* begin LISTED ENTRIES *
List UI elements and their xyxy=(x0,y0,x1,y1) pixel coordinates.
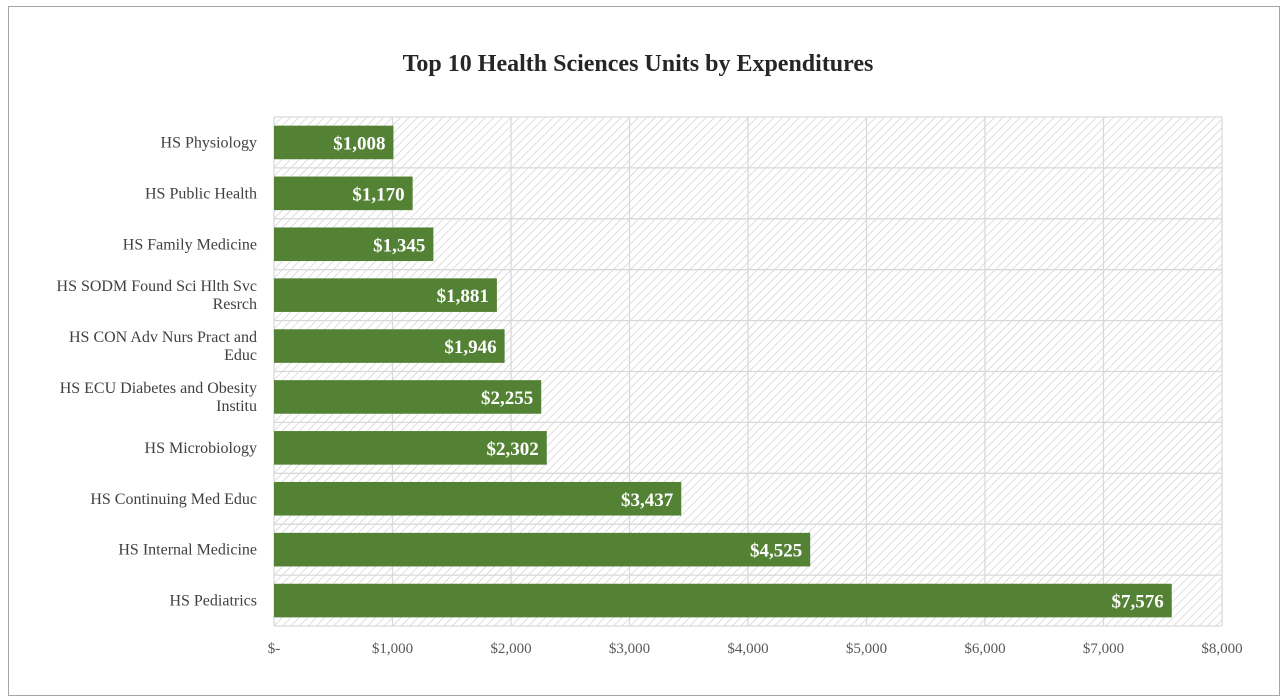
category-label: HS Pediatrics xyxy=(169,593,257,610)
bar xyxy=(274,532,811,567)
data-label: $1,345 xyxy=(373,235,425,256)
data-label: $1,881 xyxy=(437,286,489,307)
category-label: HS ECU Diabetes and Obesity Institu xyxy=(60,380,257,415)
data-labels: $1,008 $1,170 $1,345 $1,881 $1,946 $2,255 $2,3… xyxy=(333,133,1164,612)
x-tick-label: $5,000 xyxy=(846,641,887,657)
category-label: HS Internal Medicine xyxy=(118,542,257,559)
category-labels: HS Physiology HS Public Health HS Family M… xyxy=(57,134,257,609)
data-label: $2,302 xyxy=(487,439,539,460)
bar xyxy=(274,227,434,262)
bar xyxy=(274,125,394,160)
x-tick-label: $- xyxy=(268,641,281,657)
bar xyxy=(274,329,505,363)
bar xyxy=(274,481,682,516)
data-label: $1,170 xyxy=(352,184,404,205)
category-label: HS Continuing Med Educ xyxy=(90,491,257,508)
x-tick-label: $4,000 xyxy=(727,641,768,657)
x-tick-label: $6,000 xyxy=(964,641,1005,657)
x-tick-label: $2,000 xyxy=(490,641,531,657)
category-label: HS Public Health xyxy=(145,185,257,202)
category-label: HS Family Medicine xyxy=(123,236,257,253)
x-tick-label: $8,000 xyxy=(1201,641,1242,657)
data-label: $2,255 xyxy=(481,388,533,409)
x-axis-ticks: $- $1,000 $2,000 $3,000 $4,000 $5,000 $6,000 $7… xyxy=(268,641,1243,657)
chart-title: Top 10 Health Sciences Units by Expendit… xyxy=(403,51,874,77)
category-label: HS Microbiology xyxy=(145,440,257,457)
data-label: $3,437 xyxy=(621,490,674,511)
category-label: HS Physiology xyxy=(161,134,257,151)
x-tick-label: $3,000 xyxy=(609,641,650,657)
bar xyxy=(274,431,547,465)
bar xyxy=(274,380,542,414)
bars xyxy=(274,125,1172,618)
bar xyxy=(274,278,497,312)
data-label: $7,576 xyxy=(1112,592,1164,613)
category-label: HS CON Adv Nurs Pract and Educ xyxy=(69,329,257,364)
data-label: $1,946 xyxy=(444,337,496,358)
x-tick-label: $7,000 xyxy=(1083,641,1124,657)
data-label: $1,008 xyxy=(333,133,385,154)
bar xyxy=(274,176,413,211)
data-label: $4,525 xyxy=(750,541,802,562)
bar xyxy=(274,583,1172,618)
x-tick-label: $1,000 xyxy=(372,641,413,657)
category-label: HS SODM Found Sci Hlth Svc Resrch xyxy=(57,278,257,313)
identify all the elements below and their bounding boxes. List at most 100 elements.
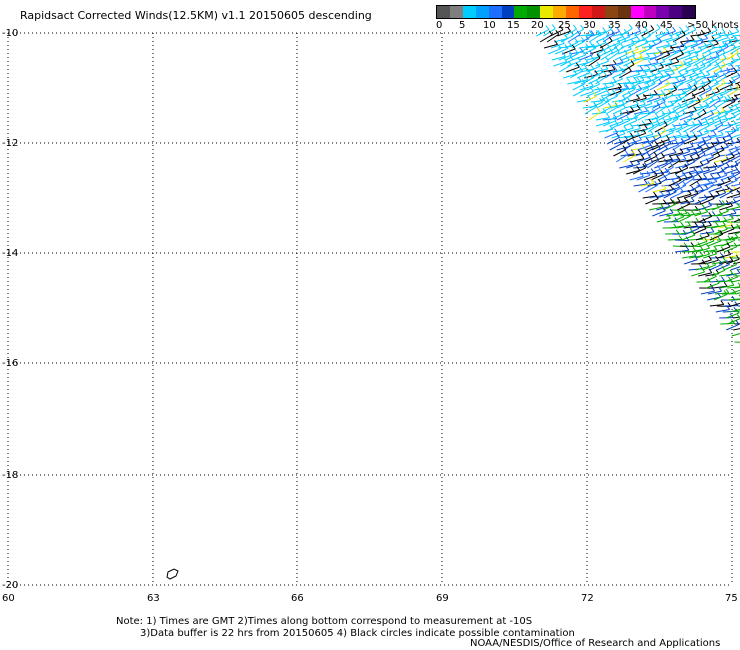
wind-barb-flag: [710, 194, 715, 199]
wind-barb-flag: [630, 123, 634, 129]
wind-barb: [720, 284, 735, 289]
wind-barb-flag: [695, 72, 700, 78]
wind-barb-flag: [624, 149, 629, 155]
colorbar-label: 15: [507, 20, 520, 31]
wind-barb-flag: [606, 90, 611, 96]
wind-barb-flag: [596, 61, 601, 67]
wind-barb-flag: [676, 209, 681, 215]
wind-barb-flag: [734, 104, 739, 109]
wind-barb-flag: [644, 38, 649, 43]
wind-barb-flag: [656, 102, 661, 108]
wind-barb-flag: [679, 26, 683, 32]
wind-barb: [719, 89, 733, 97]
wind-barb-flag: [735, 254, 740, 260]
wind-barb-flag: [710, 117, 715, 122]
wind-barb-flag: [653, 52, 657, 58]
wind-barb-flag: [710, 227, 715, 233]
wind-barb-flag: [721, 220, 726, 226]
wind-barb-flag: [619, 110, 624, 115]
wind-barb-flag: [672, 148, 677, 153]
wind-barb-flag: [585, 35, 590, 40]
wind-barb-flag: [737, 82, 740, 88]
wind-barb-flag: [677, 45, 682, 51]
wind-barb: [640, 182, 655, 187]
wind-barb-flag: [614, 128, 618, 133]
wind-barb-flag: [684, 130, 689, 136]
wind-barb-flag: [668, 58, 673, 64]
wind-barb-flag: [656, 68, 661, 73]
wind-barb: [604, 132, 618, 139]
wind-barb: [671, 64, 684, 73]
wind-barb: [687, 185, 701, 193]
wind-barb-flag: [686, 147, 691, 152]
wind-barb: [543, 28, 556, 37]
wind-barb: [579, 54, 593, 61]
wind-barb-flag: [716, 87, 720, 92]
wind-barb-flag: [686, 134, 691, 140]
wind-barb-flag: [630, 132, 634, 138]
wind-barb-flag: [648, 43, 653, 49]
wind-barb: [674, 239, 689, 242]
footnotes: Note: 1) Times are GMT 2)Times along bot…: [116, 616, 575, 640]
wind-barb-flag: [606, 113, 611, 118]
wind-barb-flag: [605, 31, 610, 37]
wind-barb: [731, 161, 740, 169]
wind-barb-flag: [563, 57, 568, 62]
wind-barb-flag: [705, 262, 710, 267]
wind-barb: [684, 192, 699, 199]
wind-barb: [715, 46, 729, 55]
wind-barb: [669, 152, 684, 157]
wind-barb: [721, 239, 735, 247]
wind-barb-flag: [636, 94, 640, 99]
wind-barb: [616, 153, 629, 163]
wind-barb-flag: [635, 130, 640, 136]
wind-barb-flag: [703, 194, 708, 200]
colorbar-label: 0: [436, 20, 443, 31]
wind-barb-flag: [735, 27, 740, 33]
wind-barb-flag: [714, 147, 719, 152]
wind-barb: [626, 127, 641, 133]
lat-label: -18: [2, 470, 18, 481]
wind-barb-flag: [646, 64, 651, 70]
wind-barb-flag: [554, 40, 558, 45]
wind-barb-flag: [675, 140, 680, 145]
wind-barb: [643, 174, 658, 181]
wind-barb: [586, 83, 600, 91]
wind-barb: [735, 244, 740, 247]
wind-barb-flag: [619, 32, 624, 37]
wind-barb-flag: [654, 116, 659, 122]
wind-barb-flag: [656, 24, 661, 29]
wind-barb: [637, 113, 651, 121]
wind-barb-flag: [666, 169, 671, 174]
wind-barb-flag: [681, 30, 686, 36]
wind-barb: [729, 47, 740, 55]
wind-barb-flag: [605, 42, 610, 48]
wind-barb-flag: [672, 199, 677, 205]
wind-barb: [726, 323, 740, 331]
wind-barb-flag: [637, 149, 642, 155]
wind-barb-flag: [719, 92, 724, 98]
wind-barb: [716, 135, 731, 139]
wind-barb-flag: [721, 28, 726, 33]
wind-barb: [733, 88, 740, 91]
wind-barb-flag: [708, 212, 713, 217]
wind-barb: [654, 171, 669, 175]
wind-barb: [656, 217, 671, 223]
wind-barb-flag: [721, 78, 726, 84]
colorbar-labels: 0 5 10 15 20 25 30 35 40 45 >50 knots: [434, 20, 740, 34]
wind-barb: [734, 341, 740, 343]
wind-barb: [697, 31, 711, 37]
wind-barb-flag: [738, 227, 740, 230]
wind-barb: [727, 318, 740, 325]
wind-barb: [700, 79, 714, 85]
colorbar-label: 40: [635, 20, 648, 31]
wind-barb-flag: [731, 97, 736, 102]
wind-barb: [731, 126, 740, 133]
wind-barb: [723, 236, 738, 241]
wind-barb-flag: [735, 126, 740, 131]
wind-barb-flag: [683, 173, 688, 179]
wind-barb: [581, 77, 595, 85]
wind-barb-flag: [703, 174, 708, 179]
wind-barb: [643, 93, 658, 97]
lat-label: -16: [2, 358, 18, 369]
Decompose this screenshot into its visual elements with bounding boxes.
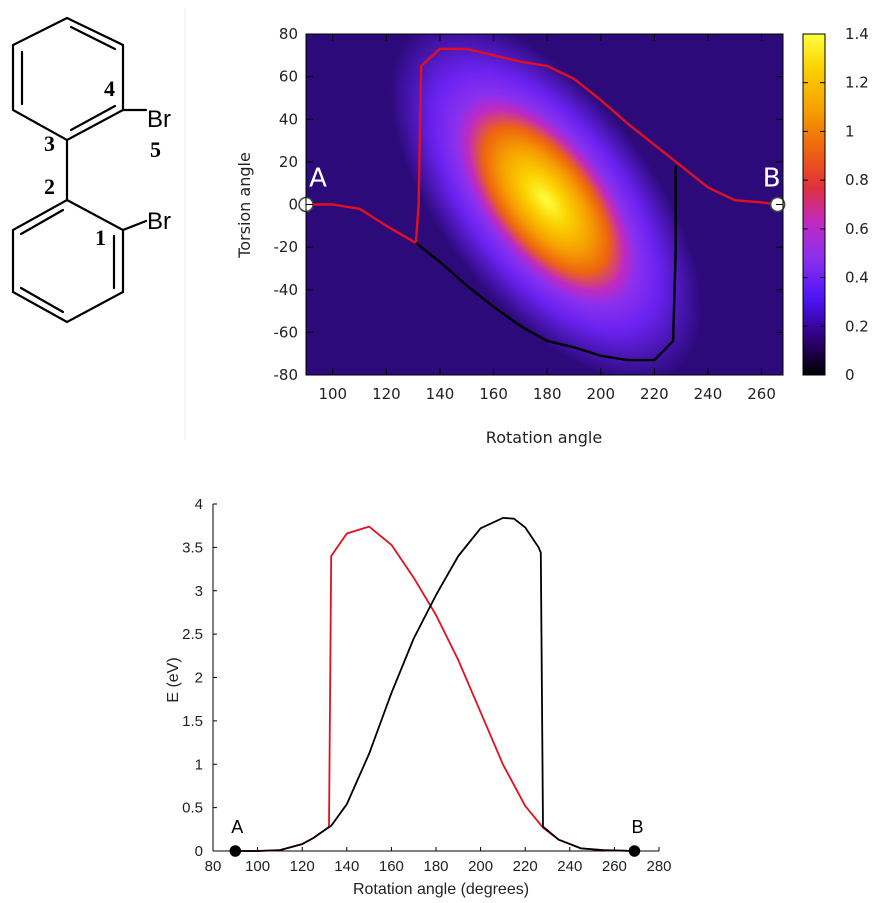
colorbar-tick-label: 0.6 bbox=[845, 220, 869, 238]
endpoint-label-b: B bbox=[631, 817, 643, 837]
x-tick-label: 120 bbox=[372, 385, 401, 403]
y-tick-label: 2.5 bbox=[182, 626, 203, 643]
y-tick-label: 0 bbox=[288, 196, 298, 214]
colorbar-tick-label: 1.4 bbox=[845, 25, 869, 43]
colorbar-tick-label: 1.2 bbox=[845, 74, 869, 92]
x-tick-label: 80 bbox=[205, 858, 222, 875]
y-tick-label: 0.5 bbox=[182, 800, 203, 817]
y-tick-label: 40 bbox=[279, 110, 298, 128]
x-tick-label: 200 bbox=[468, 858, 493, 875]
colorbar-tick-label: 1 bbox=[845, 122, 855, 140]
bromine-label-bottom: Br bbox=[147, 208, 171, 235]
energy-y-axis-label: E (eV) bbox=[165, 657, 182, 702]
x-tick-label: 140 bbox=[334, 858, 359, 875]
x-tick-label: 140 bbox=[426, 385, 455, 403]
y-tick-label: 3.5 bbox=[182, 539, 203, 556]
x-tick-label: 260 bbox=[602, 858, 627, 875]
lower-ring-double-bond bbox=[19, 208, 65, 236]
x-tick-label: 180 bbox=[423, 858, 448, 875]
molecule-structure bbox=[11, 16, 148, 324]
y-tick-label: 1 bbox=[195, 756, 203, 773]
y-tick-label: -40 bbox=[274, 281, 299, 299]
x-tick-label: 160 bbox=[379, 858, 404, 875]
y-tick-label: -20 bbox=[274, 238, 299, 256]
y-tick-label: 60 bbox=[279, 68, 298, 86]
series-line-0 bbox=[235, 525, 635, 852]
atom-number-2: 2 bbox=[44, 174, 55, 199]
series-line-0 bbox=[306, 47, 778, 245]
atom-number-5: 5 bbox=[150, 137, 161, 162]
atom-number-4: 4 bbox=[104, 76, 115, 101]
energy-x-axis-label: Rotation angle (degrees) bbox=[353, 881, 529, 898]
x-tick-label: 260 bbox=[747, 385, 776, 403]
energy-chart: 80 100 120 140 160 180 200 220 240 260 280 0 0.5 1 1.… bbox=[165, 496, 672, 898]
heatmap-surface bbox=[306, 34, 783, 375]
colorbar-tick-label: 0.2 bbox=[845, 317, 869, 335]
x-tick-label: 240 bbox=[694, 385, 723, 403]
heatmap-x-axis-label: Rotation angle bbox=[486, 428, 602, 447]
colorbar-tick-label: 0.4 bbox=[845, 269, 869, 287]
c-br-bond bbox=[121, 219, 148, 232]
y-tick-label: 1.5 bbox=[182, 713, 203, 730]
y-tick-label: 80 bbox=[279, 25, 298, 43]
colorbar-tick-label: 0 bbox=[845, 366, 855, 384]
endpoint-label-a: A bbox=[309, 164, 327, 194]
energy-x-ticks: 80 100 120 140 160 180 200 220 240 260 280 bbox=[205, 847, 672, 875]
endpoint-marker-b bbox=[628, 845, 641, 857]
colorbar bbox=[802, 33, 826, 376]
upper-ring-double-bond bbox=[69, 104, 117, 132]
x-tick-label: 180 bbox=[533, 385, 562, 403]
endpoint-label-b: B bbox=[763, 164, 781, 194]
x-tick-label: 220 bbox=[640, 385, 669, 403]
x-tick-label: 220 bbox=[513, 858, 538, 875]
series-line-1 bbox=[415, 166, 677, 362]
x-tick-label: 200 bbox=[586, 385, 615, 403]
y-tick-label: 20 bbox=[279, 153, 298, 171]
heatmap-series-group bbox=[306, 47, 778, 362]
colorbar-ticks: 0 0.2 0.4 0.6 0.8 1 1.2 1.4 bbox=[803, 25, 869, 384]
x-tick-label: 120 bbox=[290, 858, 315, 875]
endpoint-label-a: A bbox=[231, 817, 243, 837]
y-tick-label: -80 bbox=[274, 366, 299, 384]
x-tick-label: 100 bbox=[245, 858, 270, 875]
y-tick-label: 2 bbox=[195, 670, 203, 687]
energy-y-ticks: 0 0.5 1 1.5 2 2.5 3 3.5 4 bbox=[182, 496, 217, 860]
x-tick-label: 160 bbox=[479, 385, 508, 403]
atom-number-1: 1 bbox=[95, 225, 106, 250]
x-tick-label: 100 bbox=[318, 385, 347, 403]
atom-number-3: 3 bbox=[44, 131, 55, 156]
heatmap-y-axis-label: Torsion angle bbox=[235, 152, 254, 259]
lower-benzene-ring bbox=[11, 198, 125, 324]
y-tick-label: -60 bbox=[274, 323, 299, 341]
upper-ring-double-bond bbox=[69, 25, 117, 51]
heatmap-y-ticks: -80 -60 -40 -20 0 20 40 60 80 bbox=[274, 25, 783, 384]
y-tick-label: 4 bbox=[195, 496, 203, 513]
bromine-label-top: Br bbox=[147, 106, 171, 133]
heatmap-x-ticks: 100 120 140 160 180 200 220 240 260 bbox=[318, 34, 776, 403]
endpoint-marker-a bbox=[229, 845, 242, 857]
y-tick-label: 3 bbox=[195, 583, 203, 600]
colorbar-tick-label: 0.8 bbox=[845, 171, 869, 189]
x-tick-label: 240 bbox=[557, 858, 582, 875]
series-line-1 bbox=[235, 517, 635, 852]
y-tick-label: 0 bbox=[195, 843, 203, 860]
x-tick-label: 280 bbox=[646, 858, 671, 875]
energy-series-group bbox=[235, 517, 635, 852]
lower-ring-double-bond bbox=[19, 286, 65, 314]
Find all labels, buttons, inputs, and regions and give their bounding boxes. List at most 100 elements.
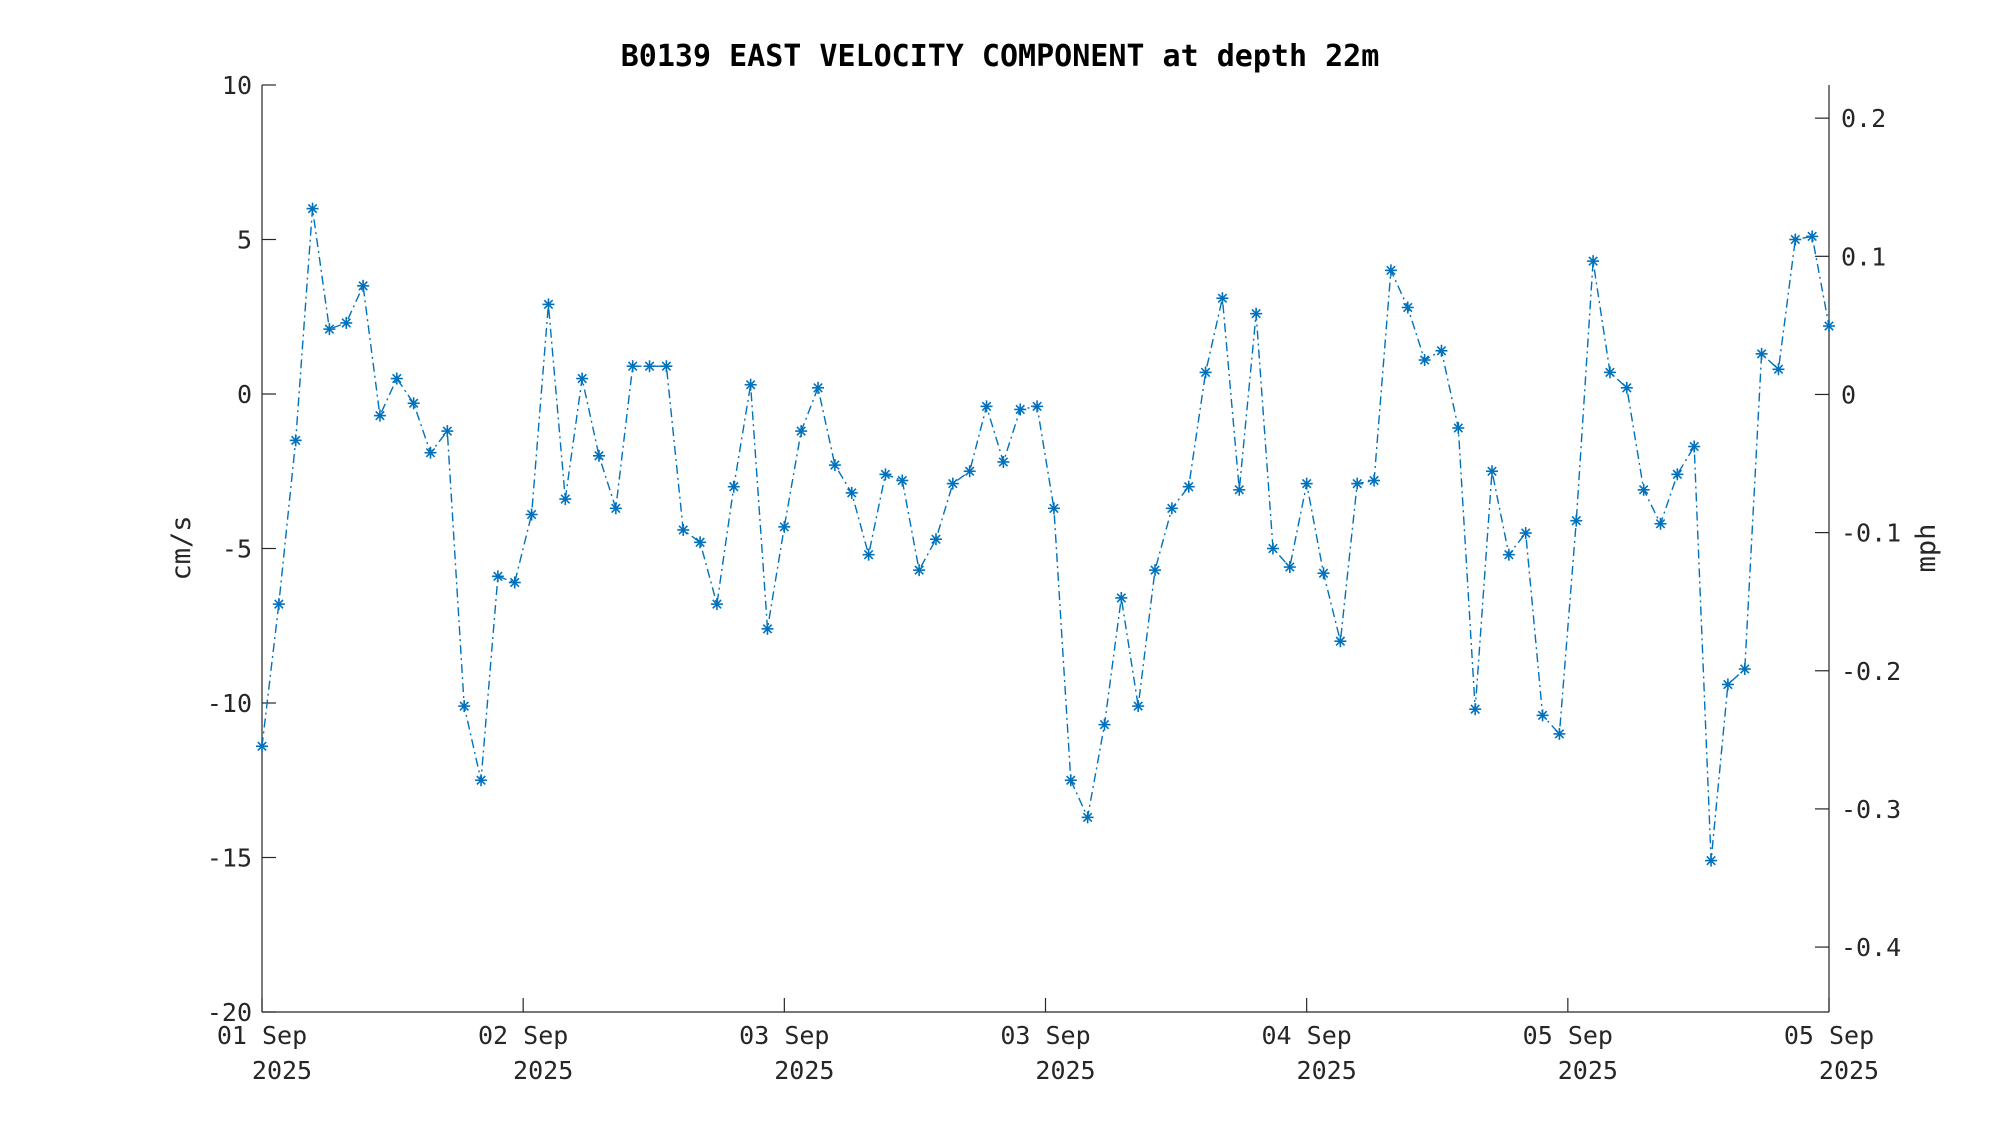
* end LISTED ENTRIES *
▶ _WHAT TO DO_
Reproduce the listing lines verbatim, from the line with "category-label: HS Pediatrics" up to and including the line with "x-tick-label: $5,000 xyxy=(846,641,887,657)".

▶ _SOLUTION FOR THIS TASK_
category-label: HS Pediatrics xyxy=(169,593,257,610)
bar xyxy=(274,532,811,567)
data-label: $1,345 xyxy=(373,235,425,256)
data-label: $1,881 xyxy=(437,286,489,307)
category-label: HS ECU Diabetes and Obesity Institu xyxy=(60,380,257,415)
data-labels: $1,008 $1,170 $1,345 $1,881 $1,946 $2,255 $2,3… xyxy=(333,133,1164,612)
x-tick-label: $5,000 xyxy=(846,641,887,657)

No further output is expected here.